Pull out all lines from the listing below in which the word "panel" appears.

Figure record extracts
========================
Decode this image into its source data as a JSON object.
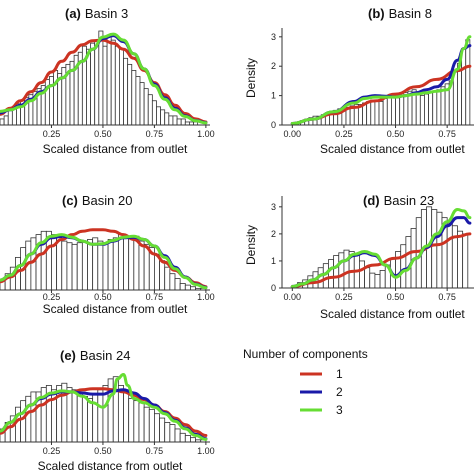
{
  "legend": {
    "title": "Number of components",
    "items": [
      {
        "label": "1",
        "color": "#cc3322"
      },
      {
        "label": "2",
        "color": "#1a1aa8"
      },
      {
        "label": "3",
        "color": "#66dd33"
      }
    ]
  },
  "chart_data": [
    {
      "type": "area",
      "panel": "(a)",
      "title": "Basin 3",
      "xlabel": "Scaled distance from outlet",
      "ylabel": "",
      "xticks": [
        "0.25",
        "0.50",
        "0.75",
        "1.00"
      ],
      "yticks": [],
      "xlim": [
        0.0,
        1.02
      ],
      "ylim": [
        0,
        3.2
      ],
      "histogram": {
        "bin_width": 0.02,
        "start": 0.0,
        "values": [
          0.2,
          0.3,
          0.5,
          0.6,
          0.7,
          0.8,
          0.9,
          1.0,
          1.1,
          1.2,
          1.3,
          1.5,
          1.6,
          1.8,
          1.7,
          1.9,
          2.0,
          2.1,
          2.3,
          2.4,
          2.6,
          2.5,
          2.7,
          2.8,
          3.1,
          2.6,
          2.9,
          2.8,
          2.6,
          2.5,
          2.2,
          2.0,
          1.8,
          1.6,
          1.4,
          1.2,
          1.0,
          0.8,
          0.6,
          0.5,
          0.4,
          0.3,
          0.3,
          0.2,
          0.2,
          0.1,
          0.1,
          0.1,
          0.0,
          0.0
        ]
      },
      "series": [
        {
          "name": "1",
          "x": [
            0,
            0.05,
            0.1,
            0.15,
            0.2,
            0.25,
            0.3,
            0.35,
            0.4,
            0.45,
            0.5,
            0.55,
            0.6,
            0.65,
            0.7,
            0.75,
            0.8,
            0.85,
            0.9,
            0.95,
            1.0
          ],
          "y": [
            0.35,
            0.55,
            0.8,
            1.1,
            1.4,
            1.75,
            2.1,
            2.4,
            2.65,
            2.78,
            2.8,
            2.7,
            2.5,
            2.2,
            1.8,
            1.4,
            1.0,
            0.65,
            0.38,
            0.2,
            0.1
          ]
        },
        {
          "name": "2",
          "x": [
            0,
            0.05,
            0.1,
            0.15,
            0.2,
            0.25,
            0.3,
            0.35,
            0.4,
            0.45,
            0.5,
            0.55,
            0.6,
            0.65,
            0.7,
            0.75,
            0.8,
            0.85,
            0.9,
            0.95,
            1.0
          ],
          "y": [
            0.4,
            0.5,
            0.65,
            0.85,
            1.1,
            1.3,
            1.55,
            1.8,
            2.1,
            2.5,
            2.85,
            2.95,
            2.75,
            2.35,
            1.85,
            1.35,
            0.9,
            0.55,
            0.3,
            0.15,
            0.08
          ]
        },
        {
          "name": "3",
          "x": [
            0,
            0.05,
            0.1,
            0.15,
            0.2,
            0.25,
            0.3,
            0.35,
            0.4,
            0.45,
            0.5,
            0.55,
            0.6,
            0.65,
            0.7,
            0.75,
            0.8,
            0.85,
            0.9,
            0.95,
            1.0
          ],
          "y": [
            0.45,
            0.5,
            0.6,
            0.8,
            1.05,
            1.3,
            1.55,
            1.8,
            2.1,
            2.5,
            2.9,
            3.0,
            2.8,
            2.35,
            1.85,
            1.3,
            0.85,
            0.5,
            0.28,
            0.14,
            0.07
          ]
        }
      ]
    },
    {
      "type": "area",
      "panel": "(b)",
      "title": "Basin 8",
      "xlabel": "Scaled distance from outlet",
      "ylabel": "Density",
      "xticks": [
        "0.00",
        "0.25",
        "0.50",
        "0.75"
      ],
      "yticks": [
        "0",
        "1",
        "2",
        "3"
      ],
      "xlim": [
        -0.05,
        0.88
      ],
      "ylim": [
        0,
        3.3
      ],
      "histogram": {
        "bin_width": 0.02,
        "start": 0.0,
        "values": [
          0.05,
          0.1,
          0.15,
          0.2,
          0.25,
          0.3,
          0.3,
          0.35,
          0.4,
          0.45,
          0.5,
          0.55,
          0.55,
          0.6,
          0.65,
          0.7,
          0.7,
          0.75,
          0.8,
          0.85,
          0.85,
          0.8,
          0.9,
          0.95,
          1.0,
          1.05,
          0.95,
          1.1,
          1.15,
          1.2,
          1.1,
          1.0,
          1.05,
          1.1,
          1.15,
          1.2,
          1.3,
          1.4,
          1.5,
          1.8,
          2.1,
          2.6,
          2.9
        ]
      },
      "series": [
        {
          "name": "1",
          "x": [
            0,
            0.1,
            0.2,
            0.3,
            0.4,
            0.5,
            0.6,
            0.7,
            0.8,
            0.86
          ],
          "y": [
            0.05,
            0.2,
            0.38,
            0.6,
            0.82,
            1.05,
            1.3,
            1.55,
            1.85,
            2.0
          ]
        },
        {
          "name": "2",
          "x": [
            0,
            0.1,
            0.2,
            0.3,
            0.35,
            0.4,
            0.45,
            0.5,
            0.55,
            0.6,
            0.65,
            0.7,
            0.75,
            0.8,
            0.83,
            0.86
          ],
          "y": [
            0.05,
            0.2,
            0.45,
            0.8,
            0.95,
            1.0,
            0.98,
            0.95,
            1.0,
            1.1,
            1.2,
            1.3,
            1.55,
            2.2,
            2.6,
            2.7
          ]
        },
        {
          "name": "3",
          "x": [
            0,
            0.1,
            0.2,
            0.3,
            0.35,
            0.4,
            0.45,
            0.5,
            0.55,
            0.6,
            0.65,
            0.7,
            0.75,
            0.8,
            0.83,
            0.86
          ],
          "y": [
            0.05,
            0.2,
            0.45,
            0.75,
            0.9,
            0.95,
            0.95,
            0.95,
            1.0,
            1.05,
            1.1,
            1.15,
            1.2,
            1.9,
            2.6,
            3.0
          ]
        }
      ]
    },
    {
      "type": "area",
      "panel": "(c)",
      "title": "Basin 20",
      "xlabel": "Scaled distance from outlet",
      "ylabel": "",
      "xticks": [
        "0.25",
        "0.50",
        "0.75",
        "1.00"
      ],
      "yticks": [],
      "xlim": [
        0.0,
        1.02
      ],
      "ylim": [
        0,
        2.3
      ],
      "histogram": {
        "bin_width": 0.025,
        "start": 0.0,
        "values": [
          0.3,
          0.5,
          0.7,
          1.0,
          1.3,
          1.5,
          1.6,
          1.7,
          1.8,
          1.8,
          1.7,
          1.6,
          1.5,
          1.45,
          1.4,
          1.45,
          1.5,
          1.55,
          1.6,
          1.5,
          1.45,
          1.55,
          1.6,
          1.7,
          1.65,
          1.6,
          1.65,
          1.5,
          1.4,
          1.3,
          1.1,
          0.9,
          0.7,
          0.5,
          0.35,
          0.2,
          0.15,
          0.1,
          0.05,
          0.05
        ]
      },
      "series": [
        {
          "name": "1",
          "x": [
            0,
            0.05,
            0.1,
            0.15,
            0.2,
            0.25,
            0.3,
            0.35,
            0.4,
            0.45,
            0.5,
            0.55,
            0.6,
            0.65,
            0.7,
            0.75,
            0.8,
            0.85,
            0.9,
            0.95,
            1.0
          ],
          "y": [
            0.25,
            0.4,
            0.6,
            0.85,
            1.1,
            1.35,
            1.55,
            1.7,
            1.8,
            1.85,
            1.85,
            1.8,
            1.7,
            1.55,
            1.35,
            1.1,
            0.85,
            0.6,
            0.4,
            0.22,
            0.1
          ]
        },
        {
          "name": "2",
          "x": [
            0,
            0.05,
            0.1,
            0.15,
            0.2,
            0.25,
            0.3,
            0.35,
            0.4,
            0.45,
            0.5,
            0.55,
            0.6,
            0.65,
            0.7,
            0.75,
            0.8,
            0.85,
            0.9,
            0.95,
            1.0
          ],
          "y": [
            0.3,
            0.45,
            0.75,
            1.1,
            1.4,
            1.6,
            1.65,
            1.6,
            1.5,
            1.4,
            1.4,
            1.5,
            1.6,
            1.62,
            1.55,
            1.35,
            1.05,
            0.7,
            0.4,
            0.18,
            0.08
          ]
        },
        {
          "name": "3",
          "x": [
            0,
            0.05,
            0.1,
            0.15,
            0.2,
            0.25,
            0.3,
            0.35,
            0.4,
            0.45,
            0.5,
            0.55,
            0.6,
            0.65,
            0.7,
            0.75,
            0.8,
            0.85,
            0.9,
            0.95,
            1.0
          ],
          "y": [
            0.3,
            0.45,
            0.75,
            1.1,
            1.45,
            1.65,
            1.7,
            1.62,
            1.5,
            1.4,
            1.42,
            1.52,
            1.62,
            1.65,
            1.55,
            1.35,
            1.0,
            0.65,
            0.38,
            0.17,
            0.07
          ]
        }
      ]
    },
    {
      "type": "area",
      "panel": "(d)",
      "title": "Basin 23",
      "xlabel": "Scaled distance from outlet",
      "ylabel": "Density",
      "xticks": [
        "0.00",
        "0.25",
        "0.50",
        "0.75"
      ],
      "yticks": [
        "0",
        "1",
        "2",
        "3"
      ],
      "xlim": [
        -0.05,
        0.88
      ],
      "ylim": [
        0,
        3.4
      ],
      "histogram": {
        "bin_width": 0.025,
        "start": 0.0,
        "values": [
          0.1,
          0.2,
          0.3,
          0.45,
          0.6,
          0.75,
          0.9,
          1.05,
          1.2,
          1.3,
          1.4,
          1.35,
          1.2,
          1.0,
          0.75,
          0.55,
          0.5,
          0.65,
          0.85,
          1.1,
          1.35,
          1.6,
          1.9,
          2.2,
          2.6,
          2.9,
          3.0,
          2.9,
          2.8,
          2.6,
          2.4,
          2.3,
          2.1,
          2.0
        ]
      },
      "series": [
        {
          "name": "1",
          "x": [
            0,
            0.1,
            0.2,
            0.3,
            0.4,
            0.5,
            0.6,
            0.7,
            0.8,
            0.86
          ],
          "y": [
            0.05,
            0.2,
            0.4,
            0.62,
            0.85,
            1.1,
            1.35,
            1.6,
            1.9,
            2.0
          ]
        },
        {
          "name": "2",
          "x": [
            0,
            0.05,
            0.1,
            0.15,
            0.2,
            0.25,
            0.3,
            0.35,
            0.4,
            0.45,
            0.5,
            0.55,
            0.6,
            0.65,
            0.7,
            0.75,
            0.8,
            0.83,
            0.86
          ],
          "y": [
            0.05,
            0.15,
            0.3,
            0.5,
            0.75,
            1.0,
            1.2,
            1.3,
            1.2,
            0.85,
            0.45,
            0.7,
            1.1,
            1.5,
            1.9,
            2.3,
            2.6,
            2.6,
            2.4
          ]
        },
        {
          "name": "3",
          "x": [
            0,
            0.05,
            0.1,
            0.15,
            0.2,
            0.25,
            0.3,
            0.35,
            0.4,
            0.45,
            0.5,
            0.55,
            0.6,
            0.65,
            0.7,
            0.75,
            0.8,
            0.83,
            0.86
          ],
          "y": [
            0.05,
            0.15,
            0.3,
            0.5,
            0.75,
            1.0,
            1.25,
            1.35,
            1.25,
            0.85,
            0.4,
            0.65,
            1.1,
            1.55,
            2.0,
            2.45,
            2.9,
            2.85,
            2.6
          ]
        }
      ]
    },
    {
      "type": "area",
      "panel": "(e)",
      "title": "Basin 24",
      "xlabel": "Scaled distance from outlet",
      "ylabel": "",
      "xticks": [
        "0.25",
        "0.50",
        "0.75",
        "1.00"
      ],
      "yticks": [],
      "xlim": [
        0.0,
        1.02
      ],
      "ylim": [
        0,
        3.4
      ],
      "histogram": {
        "bin_width": 0.025,
        "start": 0.0,
        "values": [
          0.6,
          0.9,
          1.2,
          1.6,
          1.9,
          2.1,
          2.3,
          2.3,
          2.5,
          2.6,
          2.4,
          2.6,
          2.7,
          2.5,
          2.4,
          2.3,
          2.1,
          2.0,
          2.2,
          2.4,
          2.6,
          2.9,
          3.0,
          2.6,
          2.3,
          2.0,
          1.9,
          1.8,
          1.6,
          1.5,
          1.3,
          1.1,
          0.9,
          0.8,
          0.6,
          0.4,
          0.3,
          0.2,
          0.1,
          0.1
        ]
      },
      "series": [
        {
          "name": "1",
          "x": [
            0,
            0.05,
            0.1,
            0.15,
            0.2,
            0.25,
            0.3,
            0.35,
            0.4,
            0.45,
            0.5,
            0.55,
            0.6,
            0.65,
            0.7,
            0.75,
            0.8,
            0.85,
            0.9,
            0.95,
            1.0
          ],
          "y": [
            0.4,
            0.7,
            1.05,
            1.4,
            1.7,
            1.95,
            2.15,
            2.3,
            2.4,
            2.45,
            2.45,
            2.4,
            2.3,
            2.15,
            1.95,
            1.7,
            1.4,
            1.1,
            0.8,
            0.5,
            0.3
          ]
        },
        {
          "name": "2",
          "x": [
            0,
            0.05,
            0.1,
            0.15,
            0.2,
            0.25,
            0.3,
            0.35,
            0.4,
            0.45,
            0.5,
            0.55,
            0.6,
            0.65,
            0.7,
            0.75,
            0.8,
            0.85,
            0.9,
            0.95,
            1.0
          ],
          "y": [
            0.5,
            0.9,
            1.3,
            1.7,
            2.0,
            2.2,
            2.3,
            2.3,
            2.25,
            2.2,
            2.2,
            2.35,
            2.4,
            2.25,
            2.0,
            1.7,
            1.35,
            1.0,
            0.65,
            0.35,
            0.15
          ]
        },
        {
          "name": "3",
          "x": [
            0,
            0.05,
            0.1,
            0.15,
            0.2,
            0.25,
            0.3,
            0.35,
            0.4,
            0.45,
            0.5,
            0.55,
            0.57,
            0.6,
            0.62,
            0.65,
            0.7,
            0.75,
            0.8,
            0.85,
            0.9,
            0.95,
            1.0
          ],
          "y": [
            0.5,
            0.9,
            1.3,
            1.7,
            2.05,
            2.25,
            2.35,
            2.3,
            2.1,
            1.8,
            1.6,
            2.2,
            2.9,
            3.1,
            2.6,
            2.0,
            1.8,
            1.6,
            1.3,
            0.95,
            0.6,
            0.3,
            0.12
          ]
        }
      ]
    }
  ]
}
========================
Answer for the task
      "panel": "(a)",
      "panel": "(b)",
      "panel": "(c)",
      "panel": "(d)",
      "panel": "(e)",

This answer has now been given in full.